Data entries
........

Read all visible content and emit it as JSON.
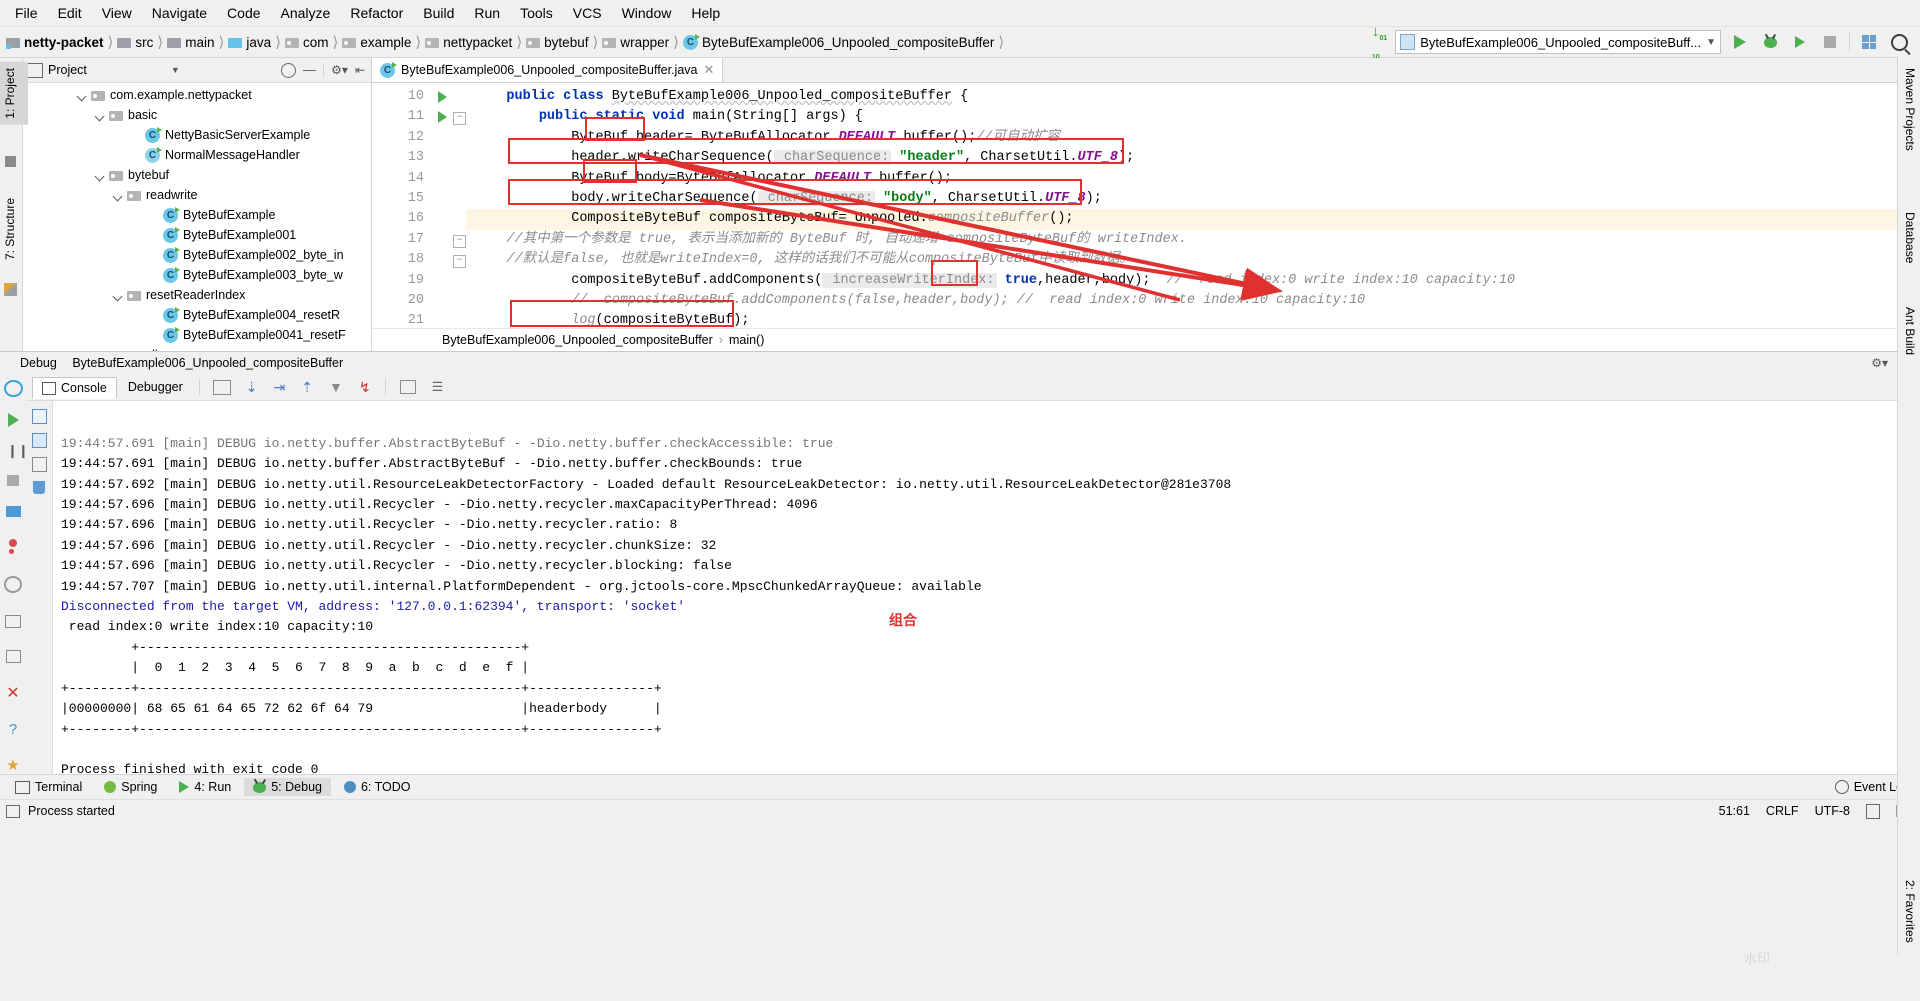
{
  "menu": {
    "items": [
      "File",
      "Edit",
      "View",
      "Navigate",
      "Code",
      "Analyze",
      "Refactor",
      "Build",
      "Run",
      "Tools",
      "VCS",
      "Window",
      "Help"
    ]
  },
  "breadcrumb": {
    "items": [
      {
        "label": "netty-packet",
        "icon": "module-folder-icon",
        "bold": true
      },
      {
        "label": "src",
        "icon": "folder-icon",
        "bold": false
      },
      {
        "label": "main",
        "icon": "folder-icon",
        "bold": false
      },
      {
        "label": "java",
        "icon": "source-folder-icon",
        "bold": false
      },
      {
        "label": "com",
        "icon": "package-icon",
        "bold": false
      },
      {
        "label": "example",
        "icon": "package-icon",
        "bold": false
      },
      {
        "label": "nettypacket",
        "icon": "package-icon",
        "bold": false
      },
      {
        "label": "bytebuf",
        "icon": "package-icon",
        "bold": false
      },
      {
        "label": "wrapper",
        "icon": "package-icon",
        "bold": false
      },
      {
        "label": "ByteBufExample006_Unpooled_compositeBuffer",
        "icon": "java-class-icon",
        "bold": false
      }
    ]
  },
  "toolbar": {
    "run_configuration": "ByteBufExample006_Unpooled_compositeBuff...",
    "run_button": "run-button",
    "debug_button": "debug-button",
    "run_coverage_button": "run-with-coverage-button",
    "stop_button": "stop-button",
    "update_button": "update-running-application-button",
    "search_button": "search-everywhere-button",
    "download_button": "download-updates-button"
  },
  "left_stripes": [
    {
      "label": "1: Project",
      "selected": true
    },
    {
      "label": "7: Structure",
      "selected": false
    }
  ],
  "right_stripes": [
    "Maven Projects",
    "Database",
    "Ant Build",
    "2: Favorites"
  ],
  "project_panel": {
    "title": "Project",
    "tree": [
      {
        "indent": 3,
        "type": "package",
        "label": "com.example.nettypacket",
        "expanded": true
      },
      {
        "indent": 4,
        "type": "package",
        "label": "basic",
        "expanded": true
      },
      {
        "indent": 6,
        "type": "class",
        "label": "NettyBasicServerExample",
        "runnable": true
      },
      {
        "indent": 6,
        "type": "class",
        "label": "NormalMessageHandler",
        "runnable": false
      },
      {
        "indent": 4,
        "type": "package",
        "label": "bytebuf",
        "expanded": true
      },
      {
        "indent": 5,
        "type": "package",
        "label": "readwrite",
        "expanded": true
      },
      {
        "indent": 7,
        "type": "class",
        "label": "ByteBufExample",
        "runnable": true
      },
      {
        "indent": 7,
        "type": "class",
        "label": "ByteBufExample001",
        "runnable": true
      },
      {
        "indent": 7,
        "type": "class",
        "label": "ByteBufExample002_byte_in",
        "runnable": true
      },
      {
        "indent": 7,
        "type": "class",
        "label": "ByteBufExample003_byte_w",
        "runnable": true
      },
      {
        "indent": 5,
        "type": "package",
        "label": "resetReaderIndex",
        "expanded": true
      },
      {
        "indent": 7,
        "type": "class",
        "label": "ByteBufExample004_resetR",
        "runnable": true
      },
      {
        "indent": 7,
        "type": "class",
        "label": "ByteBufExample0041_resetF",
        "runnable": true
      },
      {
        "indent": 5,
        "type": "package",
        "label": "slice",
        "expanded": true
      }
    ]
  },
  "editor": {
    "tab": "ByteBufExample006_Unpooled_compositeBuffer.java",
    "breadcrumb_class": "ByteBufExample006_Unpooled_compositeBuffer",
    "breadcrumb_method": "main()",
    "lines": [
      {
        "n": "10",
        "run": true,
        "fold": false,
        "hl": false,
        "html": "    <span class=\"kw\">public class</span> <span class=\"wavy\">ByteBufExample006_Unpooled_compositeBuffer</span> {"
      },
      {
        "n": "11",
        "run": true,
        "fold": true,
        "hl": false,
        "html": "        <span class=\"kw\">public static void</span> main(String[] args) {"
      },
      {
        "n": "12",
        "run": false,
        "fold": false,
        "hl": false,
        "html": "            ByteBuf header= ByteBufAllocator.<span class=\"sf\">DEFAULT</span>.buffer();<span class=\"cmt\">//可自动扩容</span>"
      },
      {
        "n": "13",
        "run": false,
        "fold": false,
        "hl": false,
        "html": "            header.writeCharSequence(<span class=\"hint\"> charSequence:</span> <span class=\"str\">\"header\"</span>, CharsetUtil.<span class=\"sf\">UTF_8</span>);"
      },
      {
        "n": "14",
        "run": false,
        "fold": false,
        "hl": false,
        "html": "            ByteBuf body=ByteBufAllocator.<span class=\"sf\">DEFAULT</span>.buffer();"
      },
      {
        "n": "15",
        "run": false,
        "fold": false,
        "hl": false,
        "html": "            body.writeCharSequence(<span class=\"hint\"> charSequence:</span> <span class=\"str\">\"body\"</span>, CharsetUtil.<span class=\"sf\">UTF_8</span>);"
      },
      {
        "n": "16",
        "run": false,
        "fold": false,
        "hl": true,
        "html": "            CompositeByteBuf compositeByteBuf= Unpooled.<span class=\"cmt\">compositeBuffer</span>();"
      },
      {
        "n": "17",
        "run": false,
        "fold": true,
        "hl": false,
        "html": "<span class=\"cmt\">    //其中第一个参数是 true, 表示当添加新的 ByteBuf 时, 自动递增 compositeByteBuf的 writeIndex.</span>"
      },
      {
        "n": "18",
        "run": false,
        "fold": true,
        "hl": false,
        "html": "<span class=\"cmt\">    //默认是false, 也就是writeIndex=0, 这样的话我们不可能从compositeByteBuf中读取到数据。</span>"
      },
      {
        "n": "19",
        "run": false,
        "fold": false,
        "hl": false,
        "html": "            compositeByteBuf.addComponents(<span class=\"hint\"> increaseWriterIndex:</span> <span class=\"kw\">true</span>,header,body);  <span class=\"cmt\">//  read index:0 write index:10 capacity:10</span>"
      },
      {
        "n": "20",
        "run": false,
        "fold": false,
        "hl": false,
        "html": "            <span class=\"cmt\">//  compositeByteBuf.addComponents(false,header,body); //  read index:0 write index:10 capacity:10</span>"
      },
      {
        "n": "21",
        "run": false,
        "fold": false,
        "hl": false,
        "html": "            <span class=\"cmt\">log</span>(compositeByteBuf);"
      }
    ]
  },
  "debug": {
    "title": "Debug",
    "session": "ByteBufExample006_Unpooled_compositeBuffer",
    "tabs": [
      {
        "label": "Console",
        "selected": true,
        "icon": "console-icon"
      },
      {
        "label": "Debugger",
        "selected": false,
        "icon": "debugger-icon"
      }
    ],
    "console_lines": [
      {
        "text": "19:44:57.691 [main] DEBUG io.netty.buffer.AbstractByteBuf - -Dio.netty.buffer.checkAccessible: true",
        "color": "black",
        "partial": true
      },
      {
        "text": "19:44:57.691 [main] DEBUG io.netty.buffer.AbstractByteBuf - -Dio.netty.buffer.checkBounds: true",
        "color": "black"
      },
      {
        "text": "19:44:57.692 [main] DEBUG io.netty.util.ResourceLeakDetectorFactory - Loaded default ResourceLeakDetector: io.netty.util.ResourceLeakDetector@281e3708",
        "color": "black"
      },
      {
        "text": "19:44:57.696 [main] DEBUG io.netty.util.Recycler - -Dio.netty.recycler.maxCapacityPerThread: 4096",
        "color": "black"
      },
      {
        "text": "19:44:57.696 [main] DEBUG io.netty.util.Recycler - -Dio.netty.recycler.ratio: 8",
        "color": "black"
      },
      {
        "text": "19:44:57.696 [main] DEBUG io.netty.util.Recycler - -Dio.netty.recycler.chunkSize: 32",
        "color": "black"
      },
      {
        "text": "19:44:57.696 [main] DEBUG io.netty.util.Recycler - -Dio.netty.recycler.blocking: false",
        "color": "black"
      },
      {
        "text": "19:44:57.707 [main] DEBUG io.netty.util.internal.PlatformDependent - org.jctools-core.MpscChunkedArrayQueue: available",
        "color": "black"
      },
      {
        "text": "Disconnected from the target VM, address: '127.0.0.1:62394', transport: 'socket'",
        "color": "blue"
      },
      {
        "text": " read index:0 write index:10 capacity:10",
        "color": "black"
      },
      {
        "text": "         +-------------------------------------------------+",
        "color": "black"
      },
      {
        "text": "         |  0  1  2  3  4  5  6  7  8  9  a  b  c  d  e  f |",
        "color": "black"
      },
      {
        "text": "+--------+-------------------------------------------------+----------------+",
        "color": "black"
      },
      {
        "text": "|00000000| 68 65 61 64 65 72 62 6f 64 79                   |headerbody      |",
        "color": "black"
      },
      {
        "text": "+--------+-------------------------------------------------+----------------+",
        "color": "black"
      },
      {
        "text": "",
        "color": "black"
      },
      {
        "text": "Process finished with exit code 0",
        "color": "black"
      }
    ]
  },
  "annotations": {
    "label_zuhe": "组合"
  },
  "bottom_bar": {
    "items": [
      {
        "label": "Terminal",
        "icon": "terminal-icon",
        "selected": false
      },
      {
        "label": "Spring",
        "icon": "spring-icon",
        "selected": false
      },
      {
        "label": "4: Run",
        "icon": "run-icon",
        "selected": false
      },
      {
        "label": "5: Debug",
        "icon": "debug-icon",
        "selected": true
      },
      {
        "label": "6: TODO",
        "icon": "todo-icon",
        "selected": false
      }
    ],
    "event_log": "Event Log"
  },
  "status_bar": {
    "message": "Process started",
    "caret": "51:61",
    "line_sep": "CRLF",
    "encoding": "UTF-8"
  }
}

........

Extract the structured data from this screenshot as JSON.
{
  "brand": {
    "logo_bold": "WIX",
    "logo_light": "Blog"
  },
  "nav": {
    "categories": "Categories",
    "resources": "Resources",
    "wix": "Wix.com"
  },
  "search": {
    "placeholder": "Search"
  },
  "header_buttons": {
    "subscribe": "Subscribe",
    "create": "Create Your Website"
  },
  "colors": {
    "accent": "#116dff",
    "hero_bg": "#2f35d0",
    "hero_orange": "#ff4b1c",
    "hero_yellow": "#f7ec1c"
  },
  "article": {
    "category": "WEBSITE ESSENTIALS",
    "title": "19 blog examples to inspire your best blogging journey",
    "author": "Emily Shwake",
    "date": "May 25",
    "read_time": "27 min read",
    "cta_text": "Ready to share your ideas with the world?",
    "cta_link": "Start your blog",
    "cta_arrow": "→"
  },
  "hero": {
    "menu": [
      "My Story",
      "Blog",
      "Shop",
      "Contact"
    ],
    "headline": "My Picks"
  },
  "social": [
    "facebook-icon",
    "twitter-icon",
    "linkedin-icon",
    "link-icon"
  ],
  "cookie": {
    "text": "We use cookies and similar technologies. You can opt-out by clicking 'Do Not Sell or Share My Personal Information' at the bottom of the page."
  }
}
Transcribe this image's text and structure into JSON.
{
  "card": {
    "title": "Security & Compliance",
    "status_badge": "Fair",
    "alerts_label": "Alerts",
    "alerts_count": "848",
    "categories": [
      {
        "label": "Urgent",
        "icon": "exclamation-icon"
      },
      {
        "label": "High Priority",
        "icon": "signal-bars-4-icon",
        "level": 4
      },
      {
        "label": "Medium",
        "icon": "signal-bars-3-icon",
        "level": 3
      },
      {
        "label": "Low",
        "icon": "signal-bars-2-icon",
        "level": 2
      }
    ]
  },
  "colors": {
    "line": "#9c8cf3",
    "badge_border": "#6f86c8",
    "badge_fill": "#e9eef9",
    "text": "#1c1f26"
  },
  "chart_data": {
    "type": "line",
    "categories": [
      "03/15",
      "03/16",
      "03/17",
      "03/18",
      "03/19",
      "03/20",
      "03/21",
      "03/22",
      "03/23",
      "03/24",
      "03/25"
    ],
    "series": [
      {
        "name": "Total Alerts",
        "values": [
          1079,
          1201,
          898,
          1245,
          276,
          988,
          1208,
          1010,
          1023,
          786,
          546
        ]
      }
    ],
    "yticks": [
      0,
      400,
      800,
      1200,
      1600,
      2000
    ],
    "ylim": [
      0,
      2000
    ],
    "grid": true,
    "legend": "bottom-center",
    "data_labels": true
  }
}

........

Work to be completed
Report all lines of the data above that include the string "AbstractByteBuf".

Exercise solution
        "text": "19:44:57.691 [main] DEBUG io.netty.buffer.AbstractByteBuf - -Dio.netty.buffer.checkAccessible: true",
        "text": "19:44:57.691 [main] DEBUG io.netty.buffer.AbstractByteBuf - -Dio.netty.buffer.checkBounds: true",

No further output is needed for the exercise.